### Excerpted data:
-------------------------

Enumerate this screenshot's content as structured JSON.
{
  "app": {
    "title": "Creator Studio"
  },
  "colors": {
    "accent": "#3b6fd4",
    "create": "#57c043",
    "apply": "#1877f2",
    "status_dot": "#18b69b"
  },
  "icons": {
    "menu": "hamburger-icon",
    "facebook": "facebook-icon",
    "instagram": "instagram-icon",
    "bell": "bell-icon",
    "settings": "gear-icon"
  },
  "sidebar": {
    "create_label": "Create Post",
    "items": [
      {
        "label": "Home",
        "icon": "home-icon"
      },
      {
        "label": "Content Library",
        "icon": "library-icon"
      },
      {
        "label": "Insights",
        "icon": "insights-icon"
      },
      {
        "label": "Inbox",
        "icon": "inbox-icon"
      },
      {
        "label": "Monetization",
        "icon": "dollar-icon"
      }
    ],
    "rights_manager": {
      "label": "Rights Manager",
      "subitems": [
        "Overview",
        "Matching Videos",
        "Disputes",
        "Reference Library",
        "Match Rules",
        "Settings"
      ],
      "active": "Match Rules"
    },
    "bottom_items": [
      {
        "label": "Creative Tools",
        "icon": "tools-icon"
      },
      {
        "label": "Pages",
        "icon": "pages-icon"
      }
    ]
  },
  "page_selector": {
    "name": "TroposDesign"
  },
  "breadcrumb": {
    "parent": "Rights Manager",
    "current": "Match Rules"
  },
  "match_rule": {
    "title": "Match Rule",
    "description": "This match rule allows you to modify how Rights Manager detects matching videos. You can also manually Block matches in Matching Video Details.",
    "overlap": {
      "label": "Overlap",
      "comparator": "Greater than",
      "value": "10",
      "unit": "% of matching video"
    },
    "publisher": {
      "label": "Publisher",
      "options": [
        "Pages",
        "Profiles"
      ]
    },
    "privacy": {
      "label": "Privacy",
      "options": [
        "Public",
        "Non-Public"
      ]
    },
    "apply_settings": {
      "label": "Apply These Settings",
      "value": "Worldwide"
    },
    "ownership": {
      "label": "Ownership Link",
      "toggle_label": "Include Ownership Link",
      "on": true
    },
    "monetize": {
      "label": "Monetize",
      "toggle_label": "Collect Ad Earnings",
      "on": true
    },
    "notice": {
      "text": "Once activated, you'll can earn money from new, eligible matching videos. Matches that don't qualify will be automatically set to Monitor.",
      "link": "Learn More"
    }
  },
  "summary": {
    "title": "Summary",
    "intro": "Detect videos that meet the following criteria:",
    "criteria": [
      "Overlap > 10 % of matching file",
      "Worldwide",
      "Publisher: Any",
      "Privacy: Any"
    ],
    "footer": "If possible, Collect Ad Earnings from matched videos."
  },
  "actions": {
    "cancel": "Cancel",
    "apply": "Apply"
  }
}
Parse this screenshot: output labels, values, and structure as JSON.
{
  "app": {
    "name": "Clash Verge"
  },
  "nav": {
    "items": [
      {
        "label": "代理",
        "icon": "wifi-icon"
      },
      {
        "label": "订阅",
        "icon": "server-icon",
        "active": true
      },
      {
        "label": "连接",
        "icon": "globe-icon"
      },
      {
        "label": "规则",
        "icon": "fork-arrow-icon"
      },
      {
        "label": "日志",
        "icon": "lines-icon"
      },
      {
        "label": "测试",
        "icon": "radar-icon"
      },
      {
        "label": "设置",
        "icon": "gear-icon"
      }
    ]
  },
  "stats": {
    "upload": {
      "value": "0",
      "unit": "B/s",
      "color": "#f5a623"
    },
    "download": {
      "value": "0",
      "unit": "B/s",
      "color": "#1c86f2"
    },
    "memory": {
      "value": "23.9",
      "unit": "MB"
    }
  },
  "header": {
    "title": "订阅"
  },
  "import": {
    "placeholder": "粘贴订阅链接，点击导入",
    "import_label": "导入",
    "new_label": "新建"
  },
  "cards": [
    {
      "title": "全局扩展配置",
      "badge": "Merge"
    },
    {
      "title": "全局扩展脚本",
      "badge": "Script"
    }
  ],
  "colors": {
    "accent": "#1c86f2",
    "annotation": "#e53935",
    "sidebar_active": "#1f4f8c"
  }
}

-------------------------

### Directive:
Reproduce each entry from the records above, character for character.

### Reply:
Enumerate this screenshot's content as structured JSON.
{
  "app": {
    "title": "Creator Studio"
  },
  "colors": {
    "accent": "#3b6fd4",
    "create": "#57c043",
    "apply": "#1877f2",
    "status_dot": "#18b69b"
  },
  "icons": {
    "menu": "hamburger-icon",
    "facebook": "facebook-icon",
    "instagram": "instagram-icon",
    "bell": "bell-icon",
    "settings": "gear-icon"
  },
  "sidebar": {
    "create_label": "Create Post",
    "items": [
      {
        "label": "Home",
        "icon": "home-icon"
      },
      {
        "label": "Content Library",
        "icon": "library-icon"
      },
      {
        "label": "Insights",
        "icon": "insights-icon"
      },
      {
        "label": "Inbox",
        "icon": "inbox-icon"
      },
      {
        "label": "Monetization",
        "icon": "dollar-icon"
      }
    ],
    "rights_manager": {
      "label": "Rights Manager",
      "subitems": [
        "Overview",
        "Matching Videos",
        "Disputes",
        "Reference Library",
        "Match Rules",
        "Settings"
      ],
      "active": "Match Rules"
    },
    "bottom_items": [
      {
        "label": "Creative Tools",
        "icon": "tools-icon"
      },
      {
        "label": "Pages",
        "icon": "pages-icon"
      }
    ]
  },
  "page_selector": {
    "name": "TroposDesign"
  },
  "breadcrumb": {
    "parent": "Rights Manager",
    "current": "Match Rules"
  },
  "match_rule": {
    "title": "Match Rule",
    "description": "This match rule allows you to modify how Rights Manager detects matching videos. You can also manually Block matches in Matching Video Details.",
    "overlap": {
      "label": "Overlap",
      "comparator": "Greater than",
      "value": "10",
      "unit": "% of matching video"
    },
    "publisher": {
      "label": "Publisher",
      "options": [
        "Pages",
        "Profiles"
      ]
    },
    "privacy": {
      "label": "Privacy",
      "options": [
        "Public",
        "Non-Public"
      ]
    },
    "apply_settings": {
      "label": "Apply These Settings",
      "value": "Worldwide"
    },
    "ownership": {
      "label": "Ownership Link",
      "toggle_label": "Include Ownership Link",
      "on": true
    },
    "monetize": {
      "label": "Monetize",
      "toggle_label": "Collect Ad Earnings",
      "on": true
    },
    "notice": {
      "text": "Once activated, you'll can earn money from new, eligible matching videos. Matches that don't qualify will be automatically set to Monitor.",
      "link": "Learn More"
    }
  },
  "summary": {
    "title": "Summary",
    "intro": "Detect videos that meet the following criteria:",
    "criteria": [
      "Overlap > 10 % of matching file",
      "Worldwide",
      "Publisher: Any",
      "Privacy: Any"
    ],
    "footer": "If possible, Collect Ad Earnings from matched videos."
  },
  "actions": {
    "cancel": "Cancel",
    "apply": "Apply"
  }
}
Parse this screenshot: output labels, values, and structure as JSON.
{
  "app": {
    "name": "Clash Verge"
  },
  "nav": {
    "items": [
      {
        "label": "代理",
        "icon": "wifi-icon"
      },
      {
        "label": "订阅",
        "icon": "server-icon",
        "active": true
      },
      {
        "label": "连接",
        "icon": "globe-icon"
      },
      {
        "label": "规则",
        "icon": "fork-arrow-icon"
      },
      {
        "label": "日志",
        "icon": "lines-icon"
      },
      {
        "label": "测试",
        "icon": "radar-icon"
      },
      {
        "label": "设置",
        "icon": "gear-icon"
      }
    ]
  },
  "stats": {
    "upload": {
      "value": "0",
      "unit": "B/s",
      "color": "#f5a623"
    },
    "download": {
      "value": "0",
      "unit": "B/s",
      "color": "#1c86f2"
    },
    "memory": {
      "value": "23.9",
      "unit": "MB"
    }
  },
  "header": {
    "title": "订阅"
  },
  "import": {
    "placeholder": "粘贴订阅链接，点击导入",
    "import_label": "导入",
    "new_label": "新建"
  },
  "cards": [
    {
      "title": "全局扩展配置",
      "badge": "Merge"
    },
    {
      "title": "全局扩展脚本",
      "badge": "Script"
    }
  ],
  "colors": {
    "accent": "#1c86f2",
    "annotation": "#e53935",
    "sidebar_active": "#1f4f8c"
  }
}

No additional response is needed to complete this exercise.